Exercise requirements:
Report the count of lines containing the word "mission" in the entries below, and nothing more.

(Records from a collection)

· · · · ·

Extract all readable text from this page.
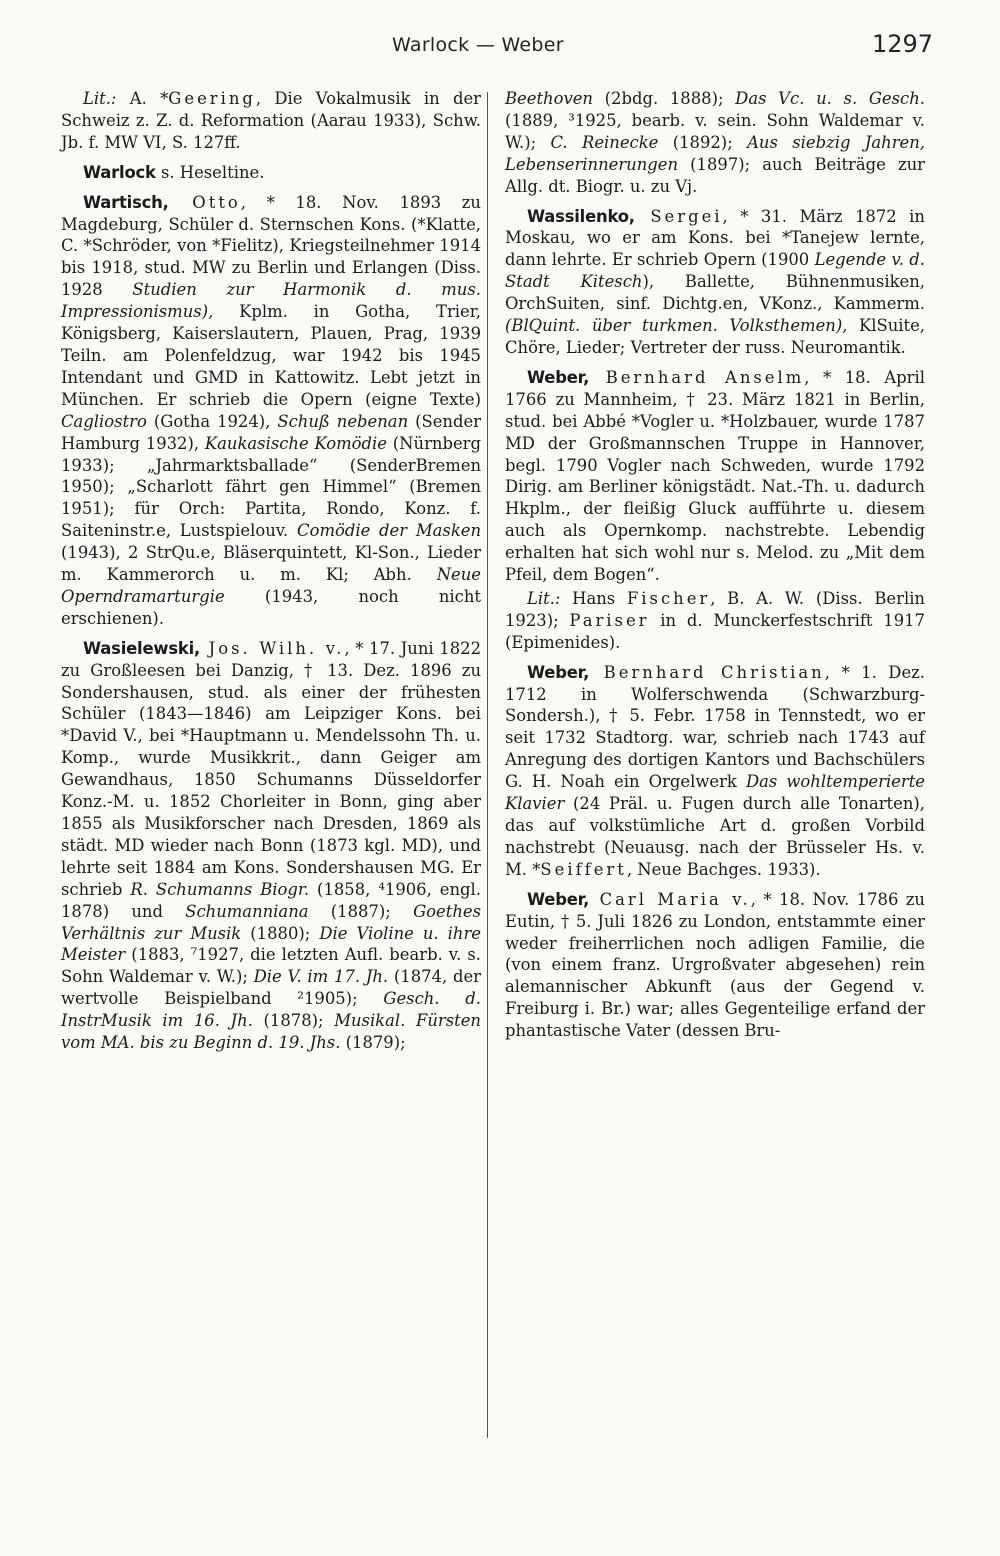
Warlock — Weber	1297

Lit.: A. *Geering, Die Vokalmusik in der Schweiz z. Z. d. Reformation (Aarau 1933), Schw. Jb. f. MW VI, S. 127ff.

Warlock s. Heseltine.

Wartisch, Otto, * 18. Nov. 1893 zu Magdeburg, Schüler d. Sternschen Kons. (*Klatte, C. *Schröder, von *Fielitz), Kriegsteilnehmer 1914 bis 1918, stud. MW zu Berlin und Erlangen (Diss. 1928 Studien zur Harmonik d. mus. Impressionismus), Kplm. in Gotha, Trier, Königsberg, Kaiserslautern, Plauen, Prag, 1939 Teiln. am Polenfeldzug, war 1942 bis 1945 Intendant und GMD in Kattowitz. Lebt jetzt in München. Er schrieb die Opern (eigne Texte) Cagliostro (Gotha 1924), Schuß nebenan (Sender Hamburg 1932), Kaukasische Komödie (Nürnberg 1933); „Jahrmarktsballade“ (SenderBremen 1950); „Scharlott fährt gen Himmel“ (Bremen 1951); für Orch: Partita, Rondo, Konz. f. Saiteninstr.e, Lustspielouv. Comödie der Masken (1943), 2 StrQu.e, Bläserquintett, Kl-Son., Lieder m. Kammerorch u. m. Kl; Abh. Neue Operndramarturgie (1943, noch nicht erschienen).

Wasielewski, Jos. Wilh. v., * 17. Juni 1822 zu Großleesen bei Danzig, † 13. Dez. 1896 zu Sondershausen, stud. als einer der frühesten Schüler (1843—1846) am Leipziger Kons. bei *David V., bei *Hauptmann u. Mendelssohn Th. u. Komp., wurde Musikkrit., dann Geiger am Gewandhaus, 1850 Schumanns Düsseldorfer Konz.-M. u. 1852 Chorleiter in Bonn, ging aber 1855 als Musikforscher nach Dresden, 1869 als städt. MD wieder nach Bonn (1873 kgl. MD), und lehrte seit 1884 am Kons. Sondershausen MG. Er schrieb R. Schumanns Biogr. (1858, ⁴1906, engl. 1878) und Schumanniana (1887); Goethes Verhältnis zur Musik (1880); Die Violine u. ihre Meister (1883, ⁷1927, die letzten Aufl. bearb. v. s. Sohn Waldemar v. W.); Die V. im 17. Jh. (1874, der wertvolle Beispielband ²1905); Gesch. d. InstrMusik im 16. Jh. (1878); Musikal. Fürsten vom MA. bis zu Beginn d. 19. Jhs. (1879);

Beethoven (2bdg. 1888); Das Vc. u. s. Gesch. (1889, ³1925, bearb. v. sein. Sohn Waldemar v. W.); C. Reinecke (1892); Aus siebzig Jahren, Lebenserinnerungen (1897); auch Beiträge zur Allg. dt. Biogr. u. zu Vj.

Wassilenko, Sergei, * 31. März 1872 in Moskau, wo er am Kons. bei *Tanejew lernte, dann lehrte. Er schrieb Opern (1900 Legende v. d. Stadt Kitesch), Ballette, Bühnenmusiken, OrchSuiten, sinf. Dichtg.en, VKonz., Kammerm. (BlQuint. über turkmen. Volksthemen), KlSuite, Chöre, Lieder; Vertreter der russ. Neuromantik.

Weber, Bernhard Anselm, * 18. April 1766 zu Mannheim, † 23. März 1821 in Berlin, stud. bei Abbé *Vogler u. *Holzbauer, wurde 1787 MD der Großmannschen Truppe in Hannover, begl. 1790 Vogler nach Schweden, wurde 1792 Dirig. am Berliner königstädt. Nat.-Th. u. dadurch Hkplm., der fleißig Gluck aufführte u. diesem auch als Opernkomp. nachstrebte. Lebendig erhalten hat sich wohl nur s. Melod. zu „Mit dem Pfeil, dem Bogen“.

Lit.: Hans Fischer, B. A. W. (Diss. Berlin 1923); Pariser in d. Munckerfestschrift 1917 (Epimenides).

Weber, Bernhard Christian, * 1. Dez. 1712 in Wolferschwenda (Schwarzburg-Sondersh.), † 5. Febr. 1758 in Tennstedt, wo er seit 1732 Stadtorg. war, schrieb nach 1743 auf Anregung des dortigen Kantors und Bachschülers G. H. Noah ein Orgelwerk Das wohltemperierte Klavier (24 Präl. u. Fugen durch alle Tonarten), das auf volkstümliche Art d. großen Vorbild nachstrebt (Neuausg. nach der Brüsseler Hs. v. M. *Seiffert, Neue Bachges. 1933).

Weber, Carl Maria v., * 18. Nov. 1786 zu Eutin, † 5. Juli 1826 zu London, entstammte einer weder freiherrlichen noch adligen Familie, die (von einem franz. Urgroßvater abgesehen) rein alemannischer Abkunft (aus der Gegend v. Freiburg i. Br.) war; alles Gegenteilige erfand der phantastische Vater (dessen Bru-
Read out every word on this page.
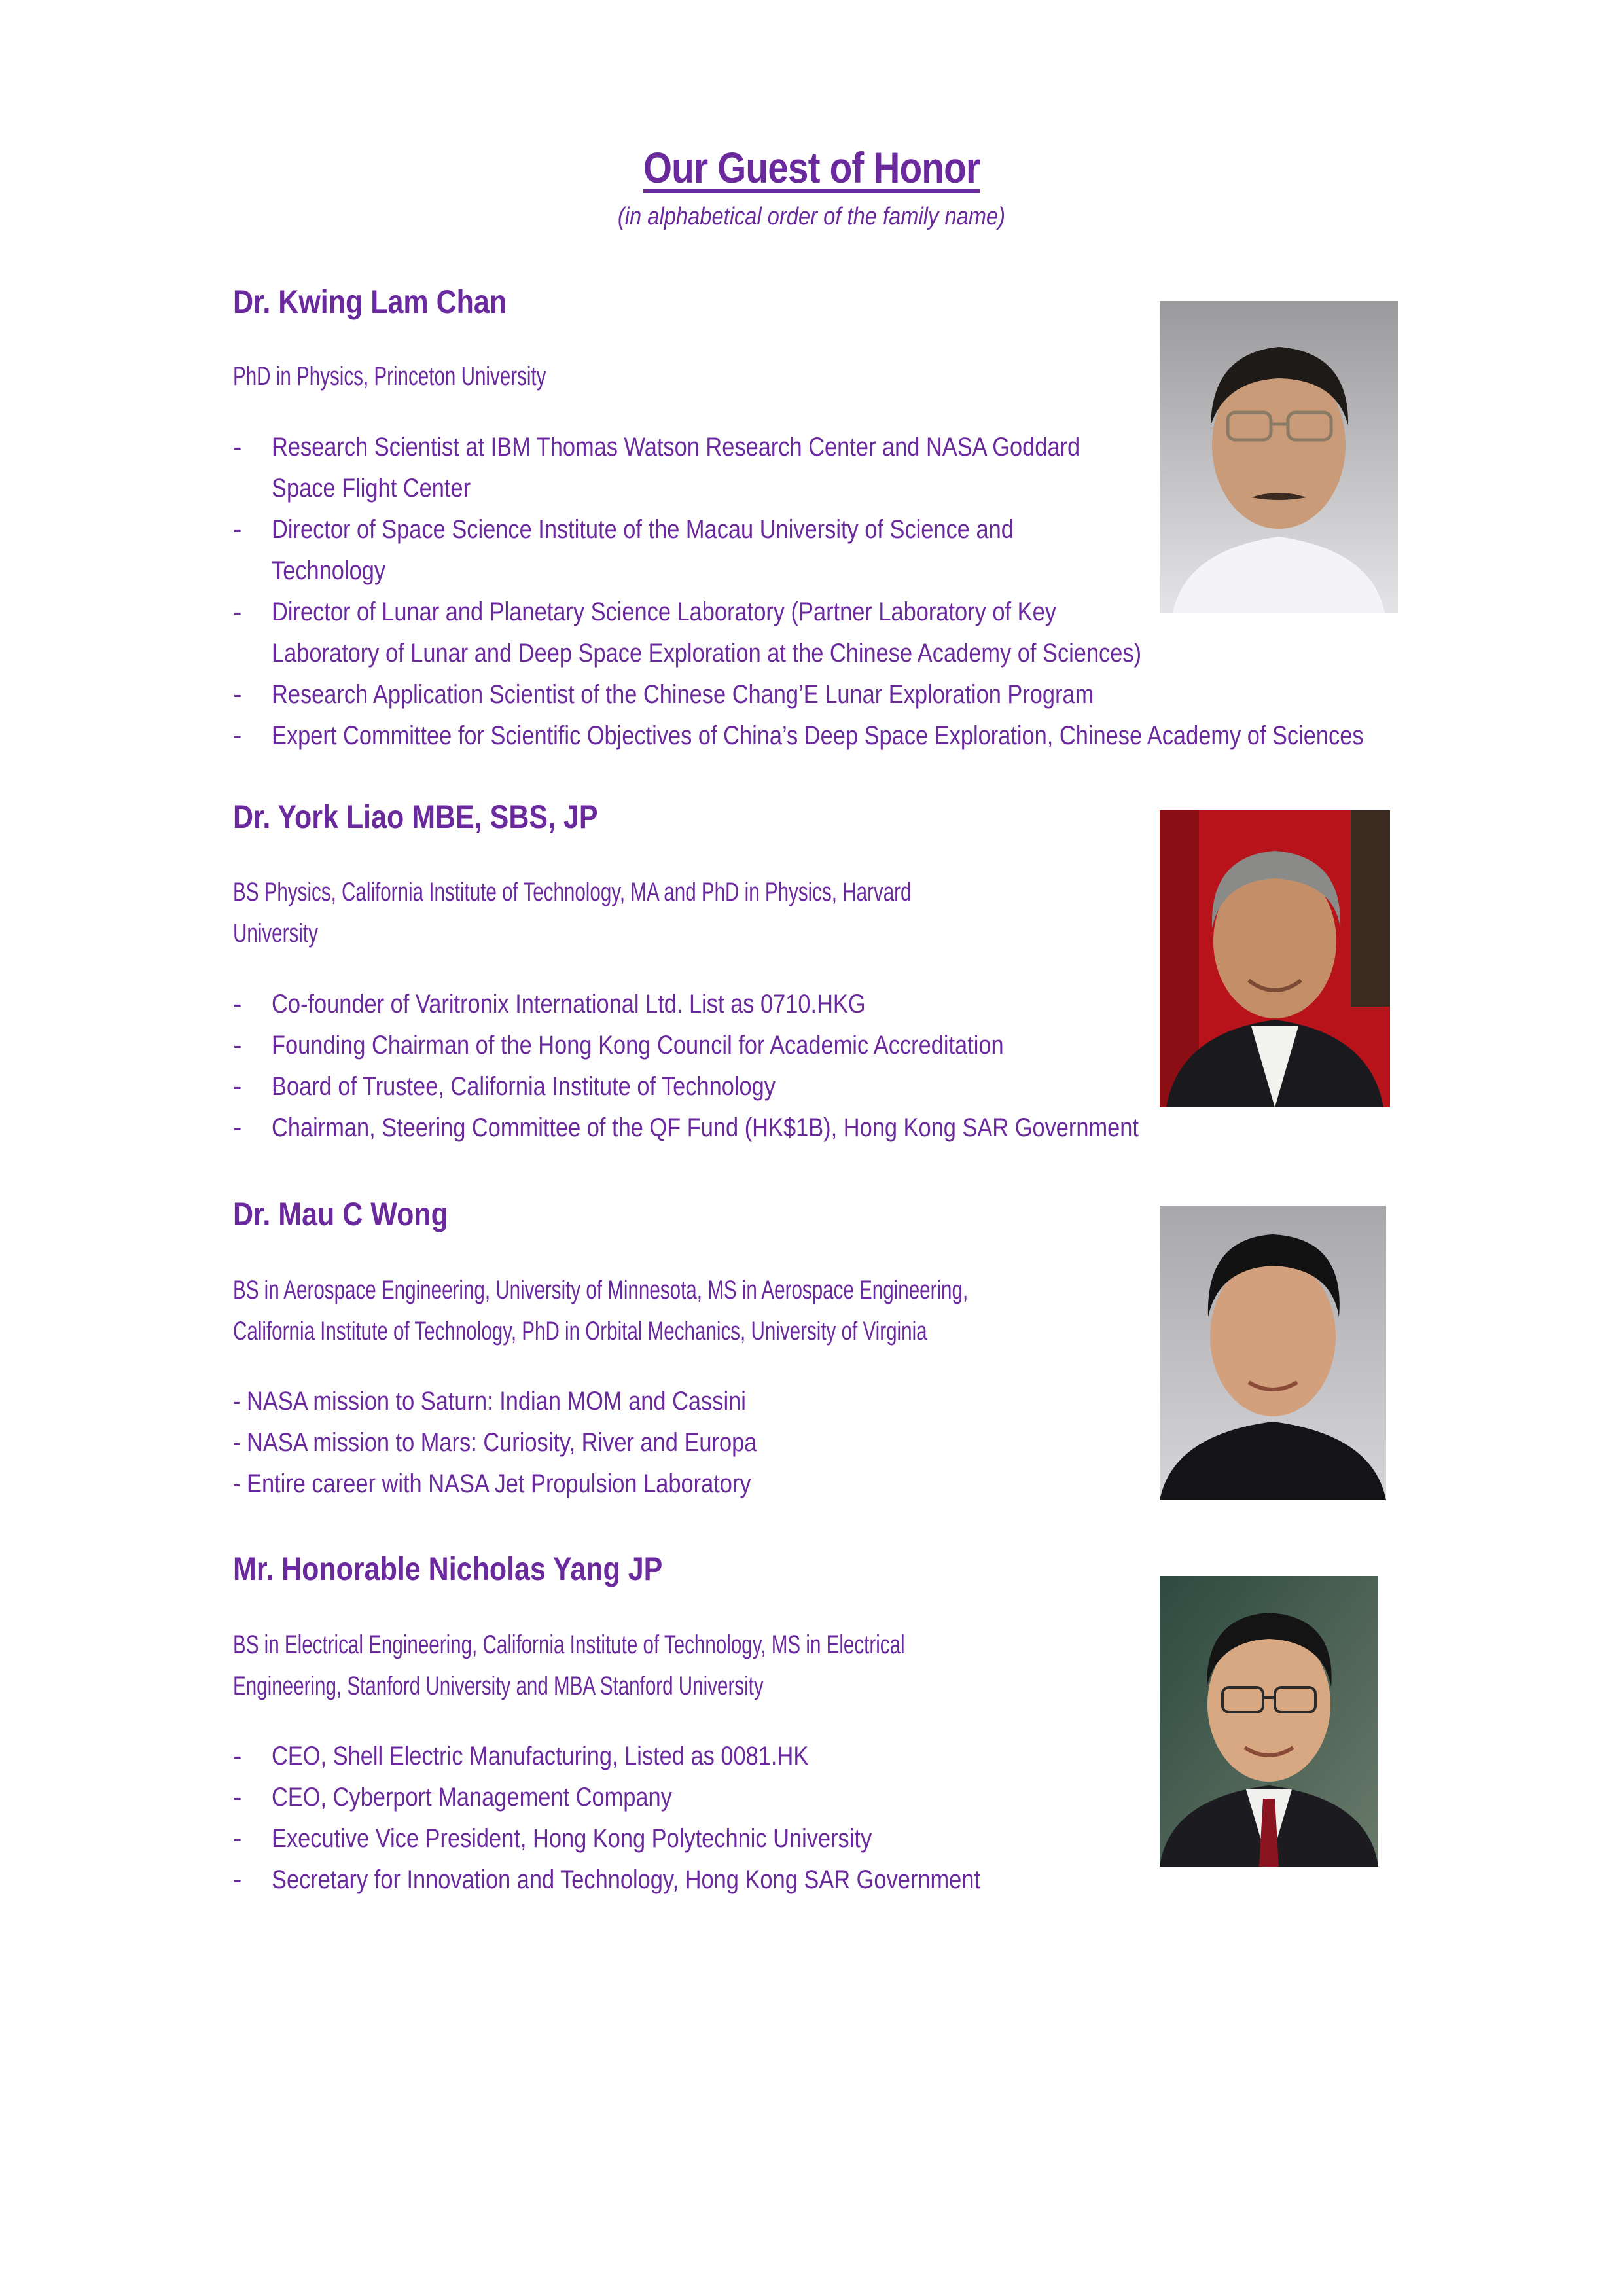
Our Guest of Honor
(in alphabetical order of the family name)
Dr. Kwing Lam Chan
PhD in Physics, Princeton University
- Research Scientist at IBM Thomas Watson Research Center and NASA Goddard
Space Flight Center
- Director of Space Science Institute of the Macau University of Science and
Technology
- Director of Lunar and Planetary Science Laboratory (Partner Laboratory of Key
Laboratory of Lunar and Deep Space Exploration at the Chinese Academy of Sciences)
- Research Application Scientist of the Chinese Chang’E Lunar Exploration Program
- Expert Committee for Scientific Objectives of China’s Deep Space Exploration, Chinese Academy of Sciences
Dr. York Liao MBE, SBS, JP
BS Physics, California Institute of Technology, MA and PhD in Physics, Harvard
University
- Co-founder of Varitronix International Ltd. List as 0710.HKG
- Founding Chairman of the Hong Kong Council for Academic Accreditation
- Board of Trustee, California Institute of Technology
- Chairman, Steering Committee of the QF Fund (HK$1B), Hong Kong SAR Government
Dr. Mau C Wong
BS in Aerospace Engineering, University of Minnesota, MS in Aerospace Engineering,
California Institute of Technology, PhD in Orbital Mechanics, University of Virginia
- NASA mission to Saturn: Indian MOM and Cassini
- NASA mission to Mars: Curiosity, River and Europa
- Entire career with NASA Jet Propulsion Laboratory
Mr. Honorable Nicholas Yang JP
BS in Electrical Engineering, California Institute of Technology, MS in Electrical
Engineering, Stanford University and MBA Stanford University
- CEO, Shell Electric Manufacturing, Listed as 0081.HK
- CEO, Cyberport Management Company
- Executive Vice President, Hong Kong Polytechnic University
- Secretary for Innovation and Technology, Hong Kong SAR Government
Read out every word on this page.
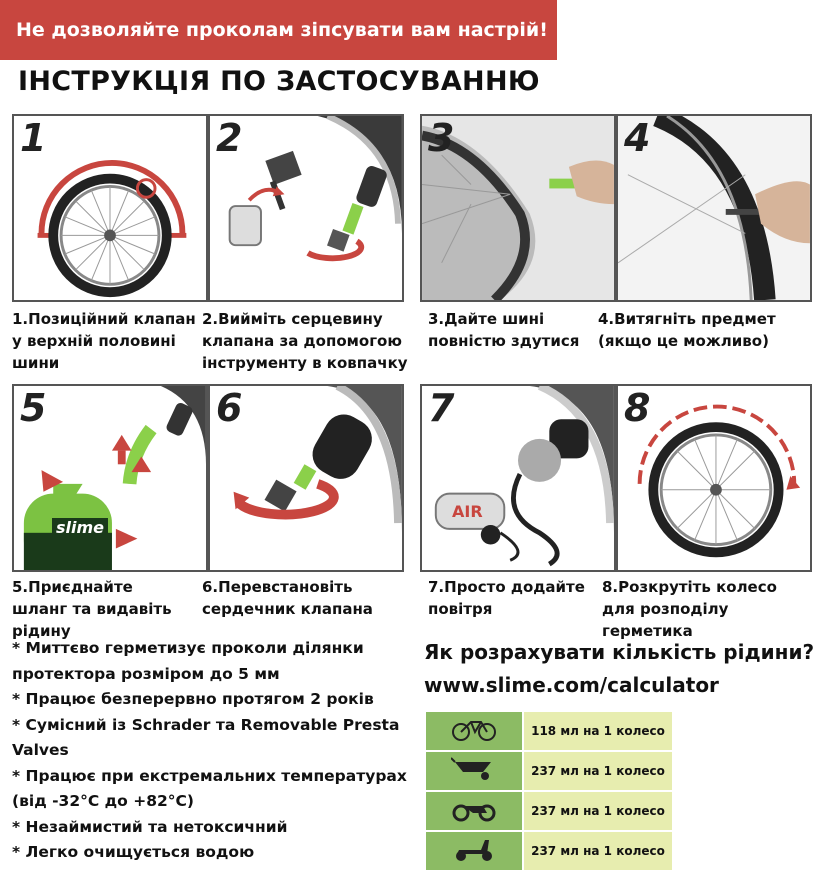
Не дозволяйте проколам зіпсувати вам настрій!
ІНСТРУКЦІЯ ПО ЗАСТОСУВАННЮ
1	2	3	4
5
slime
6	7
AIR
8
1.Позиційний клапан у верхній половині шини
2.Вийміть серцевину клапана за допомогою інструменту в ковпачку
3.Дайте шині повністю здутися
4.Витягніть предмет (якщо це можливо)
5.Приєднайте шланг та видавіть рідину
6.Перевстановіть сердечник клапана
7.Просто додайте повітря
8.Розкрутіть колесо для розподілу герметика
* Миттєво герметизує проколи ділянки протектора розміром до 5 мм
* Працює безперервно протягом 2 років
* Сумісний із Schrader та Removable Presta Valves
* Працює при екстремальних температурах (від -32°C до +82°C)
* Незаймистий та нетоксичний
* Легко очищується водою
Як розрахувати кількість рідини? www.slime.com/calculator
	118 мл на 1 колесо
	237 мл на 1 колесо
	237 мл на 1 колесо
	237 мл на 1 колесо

· · · · ·

Exercise response:
2